_What the task requires:_ Count the lines in the data below where the string "Occurrence" occurs, please, and give the number alone.

[Rows from a figure dataset]

·····

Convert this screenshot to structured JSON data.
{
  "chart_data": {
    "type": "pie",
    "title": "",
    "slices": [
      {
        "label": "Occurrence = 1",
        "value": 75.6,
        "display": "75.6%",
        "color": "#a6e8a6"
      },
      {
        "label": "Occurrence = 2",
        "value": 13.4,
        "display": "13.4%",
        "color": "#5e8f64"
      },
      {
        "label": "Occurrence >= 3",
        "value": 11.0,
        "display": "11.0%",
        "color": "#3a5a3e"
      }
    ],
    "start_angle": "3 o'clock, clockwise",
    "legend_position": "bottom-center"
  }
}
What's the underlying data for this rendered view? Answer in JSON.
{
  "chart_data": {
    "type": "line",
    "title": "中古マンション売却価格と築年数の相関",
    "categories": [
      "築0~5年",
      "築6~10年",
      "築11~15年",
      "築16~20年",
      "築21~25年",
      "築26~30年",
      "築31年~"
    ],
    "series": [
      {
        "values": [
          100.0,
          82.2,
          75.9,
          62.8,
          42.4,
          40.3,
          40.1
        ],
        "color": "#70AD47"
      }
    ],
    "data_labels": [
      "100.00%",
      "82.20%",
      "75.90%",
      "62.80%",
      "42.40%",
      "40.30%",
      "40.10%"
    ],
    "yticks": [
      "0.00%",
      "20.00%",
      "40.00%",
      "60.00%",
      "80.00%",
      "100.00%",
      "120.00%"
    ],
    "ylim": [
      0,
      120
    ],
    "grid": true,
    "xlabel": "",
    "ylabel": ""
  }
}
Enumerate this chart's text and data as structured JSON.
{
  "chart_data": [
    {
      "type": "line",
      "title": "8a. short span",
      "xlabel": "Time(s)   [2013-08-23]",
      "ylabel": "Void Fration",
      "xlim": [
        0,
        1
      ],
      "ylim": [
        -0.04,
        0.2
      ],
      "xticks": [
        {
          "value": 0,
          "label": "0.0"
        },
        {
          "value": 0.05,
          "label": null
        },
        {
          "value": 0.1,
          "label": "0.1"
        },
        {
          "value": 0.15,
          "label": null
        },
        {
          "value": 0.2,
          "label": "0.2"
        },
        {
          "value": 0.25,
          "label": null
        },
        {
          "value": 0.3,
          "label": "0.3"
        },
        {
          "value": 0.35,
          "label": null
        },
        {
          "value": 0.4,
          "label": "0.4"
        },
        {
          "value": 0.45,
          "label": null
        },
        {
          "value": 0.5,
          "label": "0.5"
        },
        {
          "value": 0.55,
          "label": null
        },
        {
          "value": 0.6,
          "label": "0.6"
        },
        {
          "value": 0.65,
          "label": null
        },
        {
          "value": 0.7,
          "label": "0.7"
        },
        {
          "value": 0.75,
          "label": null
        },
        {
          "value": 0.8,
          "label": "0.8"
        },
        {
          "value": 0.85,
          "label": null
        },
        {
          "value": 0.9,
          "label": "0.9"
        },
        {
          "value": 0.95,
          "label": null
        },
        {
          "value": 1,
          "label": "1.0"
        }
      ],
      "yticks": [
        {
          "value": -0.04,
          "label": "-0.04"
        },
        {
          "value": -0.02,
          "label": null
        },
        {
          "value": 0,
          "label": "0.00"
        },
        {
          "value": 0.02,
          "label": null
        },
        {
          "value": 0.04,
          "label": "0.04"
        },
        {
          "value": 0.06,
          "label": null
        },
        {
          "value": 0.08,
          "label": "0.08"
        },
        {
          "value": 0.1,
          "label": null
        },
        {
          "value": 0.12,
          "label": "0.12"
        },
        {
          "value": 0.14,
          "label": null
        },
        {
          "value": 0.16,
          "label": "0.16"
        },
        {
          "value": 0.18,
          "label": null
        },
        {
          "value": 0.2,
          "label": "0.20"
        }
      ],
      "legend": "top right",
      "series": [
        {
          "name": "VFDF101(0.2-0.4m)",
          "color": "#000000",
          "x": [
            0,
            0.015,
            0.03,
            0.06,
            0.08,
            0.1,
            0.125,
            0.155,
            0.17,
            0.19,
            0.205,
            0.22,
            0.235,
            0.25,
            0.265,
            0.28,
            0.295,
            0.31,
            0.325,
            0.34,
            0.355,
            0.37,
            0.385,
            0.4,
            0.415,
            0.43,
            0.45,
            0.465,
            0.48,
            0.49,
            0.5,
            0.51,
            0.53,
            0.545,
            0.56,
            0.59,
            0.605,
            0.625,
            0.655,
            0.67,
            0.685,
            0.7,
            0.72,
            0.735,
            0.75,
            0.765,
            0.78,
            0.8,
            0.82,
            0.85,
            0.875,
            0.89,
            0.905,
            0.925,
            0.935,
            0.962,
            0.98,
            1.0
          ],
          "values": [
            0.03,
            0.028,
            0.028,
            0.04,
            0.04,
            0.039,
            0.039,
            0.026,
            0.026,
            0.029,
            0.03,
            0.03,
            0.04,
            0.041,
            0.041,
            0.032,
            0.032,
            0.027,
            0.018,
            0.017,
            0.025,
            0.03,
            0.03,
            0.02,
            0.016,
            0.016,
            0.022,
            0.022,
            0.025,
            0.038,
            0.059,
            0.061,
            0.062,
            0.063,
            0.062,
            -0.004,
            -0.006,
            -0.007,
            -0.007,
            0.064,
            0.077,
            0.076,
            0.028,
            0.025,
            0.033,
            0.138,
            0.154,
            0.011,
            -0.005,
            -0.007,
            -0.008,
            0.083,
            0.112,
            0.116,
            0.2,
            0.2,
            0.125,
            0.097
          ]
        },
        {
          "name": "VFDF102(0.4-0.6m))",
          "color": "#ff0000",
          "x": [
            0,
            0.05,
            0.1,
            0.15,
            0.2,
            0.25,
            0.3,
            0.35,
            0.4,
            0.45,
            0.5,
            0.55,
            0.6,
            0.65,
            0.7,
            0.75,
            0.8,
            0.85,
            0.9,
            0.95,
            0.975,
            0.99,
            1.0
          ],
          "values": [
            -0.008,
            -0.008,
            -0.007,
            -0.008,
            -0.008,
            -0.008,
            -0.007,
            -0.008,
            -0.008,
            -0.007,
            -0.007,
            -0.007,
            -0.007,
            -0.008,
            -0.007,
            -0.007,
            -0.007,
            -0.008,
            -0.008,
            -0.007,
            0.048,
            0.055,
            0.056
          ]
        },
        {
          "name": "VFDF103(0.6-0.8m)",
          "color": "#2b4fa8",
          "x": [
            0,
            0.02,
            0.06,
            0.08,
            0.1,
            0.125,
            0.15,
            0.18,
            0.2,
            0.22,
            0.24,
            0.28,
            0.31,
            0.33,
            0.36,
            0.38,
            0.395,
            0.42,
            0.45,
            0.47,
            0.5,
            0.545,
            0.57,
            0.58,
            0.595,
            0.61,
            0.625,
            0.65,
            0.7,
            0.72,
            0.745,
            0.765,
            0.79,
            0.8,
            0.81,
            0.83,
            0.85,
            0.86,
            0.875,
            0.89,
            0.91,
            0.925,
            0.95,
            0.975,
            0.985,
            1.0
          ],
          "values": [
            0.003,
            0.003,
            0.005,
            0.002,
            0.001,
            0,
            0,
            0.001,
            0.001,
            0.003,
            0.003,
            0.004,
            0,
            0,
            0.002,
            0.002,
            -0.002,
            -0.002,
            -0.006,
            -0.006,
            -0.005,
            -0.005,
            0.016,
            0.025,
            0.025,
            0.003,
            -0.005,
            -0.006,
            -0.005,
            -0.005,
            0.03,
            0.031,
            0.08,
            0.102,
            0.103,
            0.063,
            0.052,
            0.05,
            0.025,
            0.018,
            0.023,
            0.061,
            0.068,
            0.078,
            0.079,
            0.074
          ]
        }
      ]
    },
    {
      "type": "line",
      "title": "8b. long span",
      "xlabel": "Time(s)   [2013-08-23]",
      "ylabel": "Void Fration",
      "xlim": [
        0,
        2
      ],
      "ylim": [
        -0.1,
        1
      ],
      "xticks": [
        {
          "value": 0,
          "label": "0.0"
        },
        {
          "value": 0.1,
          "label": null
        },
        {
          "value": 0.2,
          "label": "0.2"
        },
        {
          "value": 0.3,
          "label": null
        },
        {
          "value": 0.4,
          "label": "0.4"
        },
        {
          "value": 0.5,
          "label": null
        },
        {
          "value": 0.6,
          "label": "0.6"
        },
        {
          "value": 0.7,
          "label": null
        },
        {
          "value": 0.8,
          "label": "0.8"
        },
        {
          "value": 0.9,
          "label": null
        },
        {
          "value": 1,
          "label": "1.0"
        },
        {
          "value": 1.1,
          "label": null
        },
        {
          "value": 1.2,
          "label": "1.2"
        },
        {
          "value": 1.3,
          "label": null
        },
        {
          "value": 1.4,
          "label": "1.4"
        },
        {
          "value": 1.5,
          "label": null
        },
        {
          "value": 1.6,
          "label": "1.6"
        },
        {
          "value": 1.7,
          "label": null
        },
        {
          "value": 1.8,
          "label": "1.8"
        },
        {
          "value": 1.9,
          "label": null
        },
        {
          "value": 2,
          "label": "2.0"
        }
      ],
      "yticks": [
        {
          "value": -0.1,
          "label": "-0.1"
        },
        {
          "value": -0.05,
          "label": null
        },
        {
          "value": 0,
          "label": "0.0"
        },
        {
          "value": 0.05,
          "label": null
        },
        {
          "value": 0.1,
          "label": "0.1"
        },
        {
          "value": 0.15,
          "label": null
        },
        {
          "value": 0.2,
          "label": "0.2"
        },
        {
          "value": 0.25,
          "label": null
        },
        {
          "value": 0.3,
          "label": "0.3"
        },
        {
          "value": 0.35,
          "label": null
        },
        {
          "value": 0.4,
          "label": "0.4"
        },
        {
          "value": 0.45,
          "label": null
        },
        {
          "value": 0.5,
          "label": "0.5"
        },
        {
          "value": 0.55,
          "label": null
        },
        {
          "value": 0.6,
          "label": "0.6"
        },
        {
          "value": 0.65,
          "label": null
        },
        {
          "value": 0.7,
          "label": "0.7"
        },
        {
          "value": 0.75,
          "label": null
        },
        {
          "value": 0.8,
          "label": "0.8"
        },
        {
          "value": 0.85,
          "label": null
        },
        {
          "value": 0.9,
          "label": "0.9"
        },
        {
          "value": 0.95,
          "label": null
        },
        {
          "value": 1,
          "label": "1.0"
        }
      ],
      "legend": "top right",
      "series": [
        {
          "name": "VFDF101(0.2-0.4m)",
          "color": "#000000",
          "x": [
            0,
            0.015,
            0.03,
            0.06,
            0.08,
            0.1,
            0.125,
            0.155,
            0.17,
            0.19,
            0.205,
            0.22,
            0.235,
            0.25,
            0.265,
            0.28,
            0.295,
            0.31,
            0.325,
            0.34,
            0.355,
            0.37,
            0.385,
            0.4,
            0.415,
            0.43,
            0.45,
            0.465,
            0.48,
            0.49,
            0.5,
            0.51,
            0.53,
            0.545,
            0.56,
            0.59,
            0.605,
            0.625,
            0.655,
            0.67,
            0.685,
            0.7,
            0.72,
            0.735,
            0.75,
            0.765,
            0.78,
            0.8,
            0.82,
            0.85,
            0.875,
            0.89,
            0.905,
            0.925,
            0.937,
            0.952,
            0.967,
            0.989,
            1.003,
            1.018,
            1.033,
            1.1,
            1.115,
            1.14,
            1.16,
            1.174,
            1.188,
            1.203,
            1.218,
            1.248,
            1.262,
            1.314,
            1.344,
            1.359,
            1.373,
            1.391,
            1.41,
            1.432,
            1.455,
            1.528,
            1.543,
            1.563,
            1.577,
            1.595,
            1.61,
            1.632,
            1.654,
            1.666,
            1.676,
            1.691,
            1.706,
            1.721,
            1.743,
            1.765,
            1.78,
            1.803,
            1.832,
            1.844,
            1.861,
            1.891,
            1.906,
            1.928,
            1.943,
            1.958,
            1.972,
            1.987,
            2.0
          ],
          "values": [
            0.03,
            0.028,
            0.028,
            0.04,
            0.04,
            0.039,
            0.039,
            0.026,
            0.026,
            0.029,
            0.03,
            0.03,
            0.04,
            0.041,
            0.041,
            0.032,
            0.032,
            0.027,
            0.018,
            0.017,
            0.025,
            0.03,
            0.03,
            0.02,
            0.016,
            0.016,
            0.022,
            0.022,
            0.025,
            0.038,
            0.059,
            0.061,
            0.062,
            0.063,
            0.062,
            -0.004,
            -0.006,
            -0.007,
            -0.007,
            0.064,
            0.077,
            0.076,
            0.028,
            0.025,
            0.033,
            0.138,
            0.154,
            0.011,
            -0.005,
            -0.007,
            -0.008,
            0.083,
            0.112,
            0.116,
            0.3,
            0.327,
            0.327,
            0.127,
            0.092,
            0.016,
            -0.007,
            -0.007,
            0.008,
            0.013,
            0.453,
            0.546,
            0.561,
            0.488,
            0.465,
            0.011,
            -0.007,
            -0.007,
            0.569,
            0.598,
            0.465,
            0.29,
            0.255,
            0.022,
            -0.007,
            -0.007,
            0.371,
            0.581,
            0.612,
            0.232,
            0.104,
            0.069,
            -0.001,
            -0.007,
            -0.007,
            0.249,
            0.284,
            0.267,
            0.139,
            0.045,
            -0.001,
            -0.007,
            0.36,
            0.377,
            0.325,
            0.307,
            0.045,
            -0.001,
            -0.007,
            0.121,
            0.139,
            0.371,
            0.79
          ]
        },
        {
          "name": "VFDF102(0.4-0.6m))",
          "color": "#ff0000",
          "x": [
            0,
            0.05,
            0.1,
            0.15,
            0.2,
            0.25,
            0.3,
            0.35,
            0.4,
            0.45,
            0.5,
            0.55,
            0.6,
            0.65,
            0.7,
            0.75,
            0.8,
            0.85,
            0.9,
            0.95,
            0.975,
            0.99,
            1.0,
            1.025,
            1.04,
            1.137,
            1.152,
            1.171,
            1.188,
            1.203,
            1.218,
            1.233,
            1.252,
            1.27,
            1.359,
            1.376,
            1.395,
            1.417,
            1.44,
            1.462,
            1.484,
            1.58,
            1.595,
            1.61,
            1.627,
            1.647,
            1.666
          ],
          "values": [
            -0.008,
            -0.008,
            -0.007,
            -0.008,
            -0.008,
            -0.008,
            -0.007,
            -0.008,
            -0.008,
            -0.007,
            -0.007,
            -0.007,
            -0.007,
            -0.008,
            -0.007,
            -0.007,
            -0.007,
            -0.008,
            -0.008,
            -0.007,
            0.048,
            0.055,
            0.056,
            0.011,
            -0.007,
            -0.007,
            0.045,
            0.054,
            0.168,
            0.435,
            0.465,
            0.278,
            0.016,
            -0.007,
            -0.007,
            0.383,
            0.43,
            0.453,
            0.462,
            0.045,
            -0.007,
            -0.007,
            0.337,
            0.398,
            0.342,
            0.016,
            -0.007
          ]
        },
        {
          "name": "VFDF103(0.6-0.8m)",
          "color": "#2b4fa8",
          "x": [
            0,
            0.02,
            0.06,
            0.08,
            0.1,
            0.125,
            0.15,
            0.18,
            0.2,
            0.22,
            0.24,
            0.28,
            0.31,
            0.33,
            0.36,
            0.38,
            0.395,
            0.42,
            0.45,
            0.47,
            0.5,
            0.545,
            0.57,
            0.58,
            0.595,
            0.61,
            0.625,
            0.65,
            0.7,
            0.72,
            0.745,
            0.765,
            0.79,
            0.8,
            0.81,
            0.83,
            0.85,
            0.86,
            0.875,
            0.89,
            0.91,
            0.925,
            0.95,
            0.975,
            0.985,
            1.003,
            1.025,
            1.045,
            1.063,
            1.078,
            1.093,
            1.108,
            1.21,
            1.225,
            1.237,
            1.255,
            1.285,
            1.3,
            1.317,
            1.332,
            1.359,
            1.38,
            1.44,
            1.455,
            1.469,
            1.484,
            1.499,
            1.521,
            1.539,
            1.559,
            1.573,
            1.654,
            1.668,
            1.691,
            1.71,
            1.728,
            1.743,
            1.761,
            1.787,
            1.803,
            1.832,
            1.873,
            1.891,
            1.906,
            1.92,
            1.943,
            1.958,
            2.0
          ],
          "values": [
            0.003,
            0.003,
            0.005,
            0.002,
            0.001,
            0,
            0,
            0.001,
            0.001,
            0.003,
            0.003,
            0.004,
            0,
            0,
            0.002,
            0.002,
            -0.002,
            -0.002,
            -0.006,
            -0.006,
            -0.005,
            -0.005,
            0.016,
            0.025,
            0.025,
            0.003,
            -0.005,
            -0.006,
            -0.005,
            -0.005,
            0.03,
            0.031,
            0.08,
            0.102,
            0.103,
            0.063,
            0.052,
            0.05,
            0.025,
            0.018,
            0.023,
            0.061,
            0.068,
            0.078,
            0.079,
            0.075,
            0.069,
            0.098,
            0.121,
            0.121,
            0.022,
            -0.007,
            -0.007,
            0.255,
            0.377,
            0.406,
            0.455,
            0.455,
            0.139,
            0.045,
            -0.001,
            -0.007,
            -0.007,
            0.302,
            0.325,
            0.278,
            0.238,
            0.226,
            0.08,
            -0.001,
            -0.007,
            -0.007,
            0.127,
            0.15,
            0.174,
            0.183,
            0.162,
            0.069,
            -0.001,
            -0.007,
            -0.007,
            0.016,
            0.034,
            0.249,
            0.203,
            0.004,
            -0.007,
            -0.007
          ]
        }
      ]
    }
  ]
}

·····

_Answer in full:_ 3